### What to produce:
Tally the lines holding "трехи" and state only that figure.

### Excerpt from a dataset:
┌──
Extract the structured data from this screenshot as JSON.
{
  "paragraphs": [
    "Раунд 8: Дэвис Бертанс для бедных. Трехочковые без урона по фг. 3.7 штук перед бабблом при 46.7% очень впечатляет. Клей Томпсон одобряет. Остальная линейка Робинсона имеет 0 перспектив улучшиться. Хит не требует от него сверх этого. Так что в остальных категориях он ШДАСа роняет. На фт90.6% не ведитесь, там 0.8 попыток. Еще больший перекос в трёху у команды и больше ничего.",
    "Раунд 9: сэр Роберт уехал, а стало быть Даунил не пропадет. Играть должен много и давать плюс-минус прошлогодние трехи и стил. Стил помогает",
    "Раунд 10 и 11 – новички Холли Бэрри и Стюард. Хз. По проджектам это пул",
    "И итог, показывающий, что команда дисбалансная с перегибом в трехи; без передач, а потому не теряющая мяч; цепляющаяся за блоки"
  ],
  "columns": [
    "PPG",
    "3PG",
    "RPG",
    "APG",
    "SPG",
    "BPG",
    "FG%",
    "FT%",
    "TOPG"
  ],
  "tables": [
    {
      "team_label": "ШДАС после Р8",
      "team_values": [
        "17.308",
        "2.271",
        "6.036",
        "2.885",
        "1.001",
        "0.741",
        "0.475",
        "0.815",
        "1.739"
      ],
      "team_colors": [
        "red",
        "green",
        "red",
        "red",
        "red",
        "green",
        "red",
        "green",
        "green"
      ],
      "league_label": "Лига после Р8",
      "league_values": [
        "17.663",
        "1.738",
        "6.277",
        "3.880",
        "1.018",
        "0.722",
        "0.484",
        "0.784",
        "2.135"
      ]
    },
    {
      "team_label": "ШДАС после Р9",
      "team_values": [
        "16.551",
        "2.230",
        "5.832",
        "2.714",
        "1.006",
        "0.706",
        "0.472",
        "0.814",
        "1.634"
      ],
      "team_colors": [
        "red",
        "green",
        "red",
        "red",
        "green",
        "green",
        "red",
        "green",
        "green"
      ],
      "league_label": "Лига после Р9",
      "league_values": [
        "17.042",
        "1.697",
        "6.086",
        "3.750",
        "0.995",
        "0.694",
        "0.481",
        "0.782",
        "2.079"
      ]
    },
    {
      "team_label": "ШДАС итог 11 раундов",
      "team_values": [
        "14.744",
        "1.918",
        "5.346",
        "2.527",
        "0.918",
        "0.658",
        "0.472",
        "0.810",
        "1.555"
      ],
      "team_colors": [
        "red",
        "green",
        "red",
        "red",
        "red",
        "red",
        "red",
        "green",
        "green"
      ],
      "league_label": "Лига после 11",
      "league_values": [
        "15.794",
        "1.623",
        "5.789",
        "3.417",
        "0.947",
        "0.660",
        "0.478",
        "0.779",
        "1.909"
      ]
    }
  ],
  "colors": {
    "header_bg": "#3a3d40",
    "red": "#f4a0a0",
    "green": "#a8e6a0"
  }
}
└──
### Task output:
2